BRIEF →
Word for word, set down the records and skip each picture.

MATERIAL FOR THE TASK →
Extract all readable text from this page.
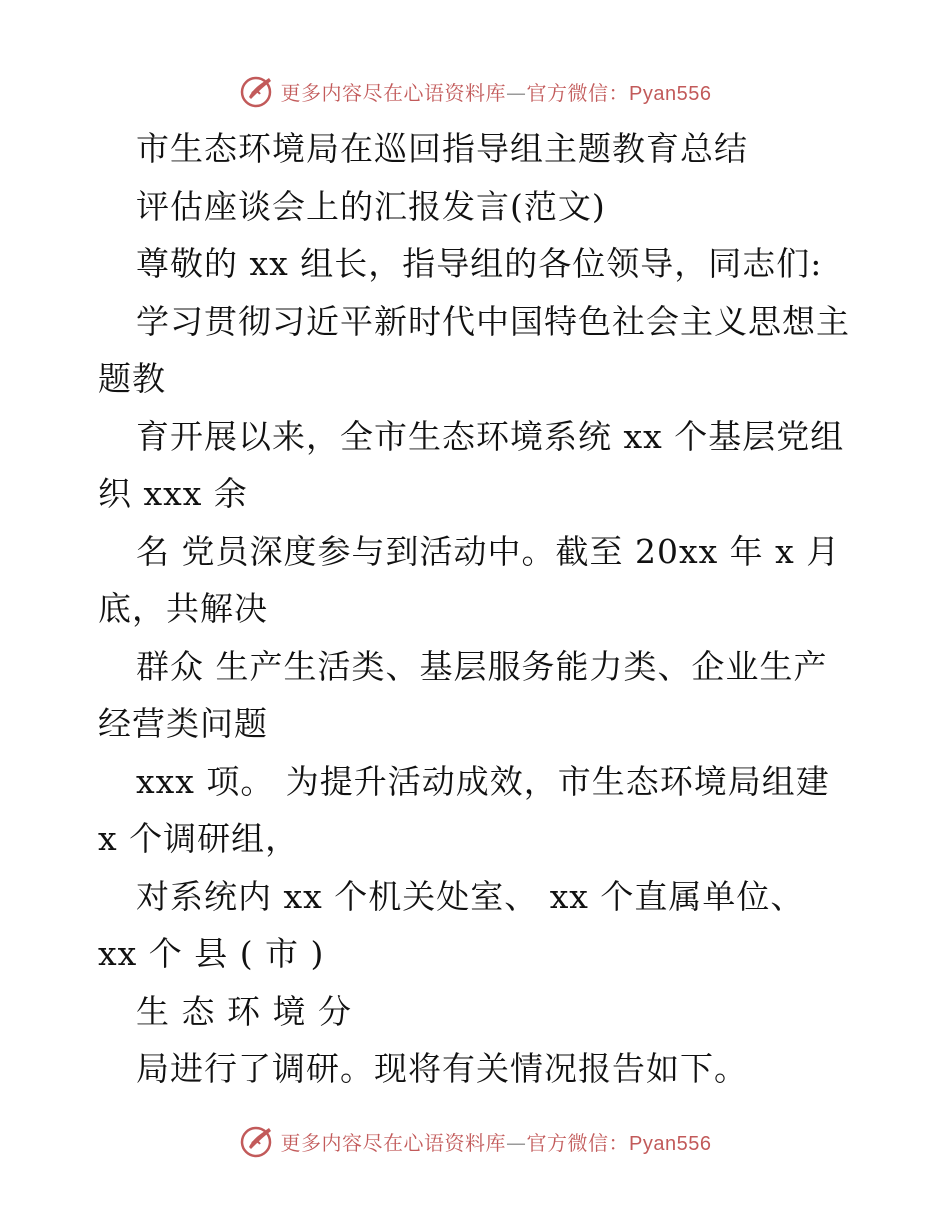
更多内容尽在心语资料库—官方微信：Pyan556
市生态环境局在巡回指导组主题教育总结
评估座谈会上的汇报发言(范文)
尊敬的 xx 组长，指导组的各位领导，同志们:
学习贯彻习近平新时代中国特色社会主义思想主
题教
育开展以来，全市生态环境系统 xx 个基层党组
织 xxx 余
名 党员深度参与到活动中。截至 20xx 年 x 月
底，共解决
群众 生产生活类、基层服务能力类、企业生产
经营类问题
xxx 项。 为提升活动成效，市生态环境局组建
x 个调研组，
对系统内 xx 个机关处室、 xx 个直属单位、
xx 个 县 ( 市 )
生 态 环 境 分
局进行了调研。现将有关情况报告如下。
更多内容尽在心语资料库—官方微信：Pyan556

RESULT →
Extract all readable text from this page.
更多内容尽在心语资料库—官方微信：Pyan556
市生态环境局在巡回指导组主题教育总结
评估座谈会上的汇报发言(范文)
尊敬的 xx 组长，指导组的各位领导，同志们:
学习贯彻习近平新时代中国特色社会主义思想主
题教
育开展以来，全市生态环境系统 xx 个基层党组
织 xxx 余
名 党员深度参与到活动中。截至 20xx 年 x 月
底，共解决
群众 生产生活类、基层服务能力类、企业生产
经营类问题
xxx 项。 为提升活动成效，市生态环境局组建
x 个调研组，
对系统内 xx 个机关处室、 xx 个直属单位、
xx 个 县 ( 市 )
生 态 环 境 分
局进行了调研。现将有关情况报告如下。
更多内容尽在心语资料库—官方微信：Pyan556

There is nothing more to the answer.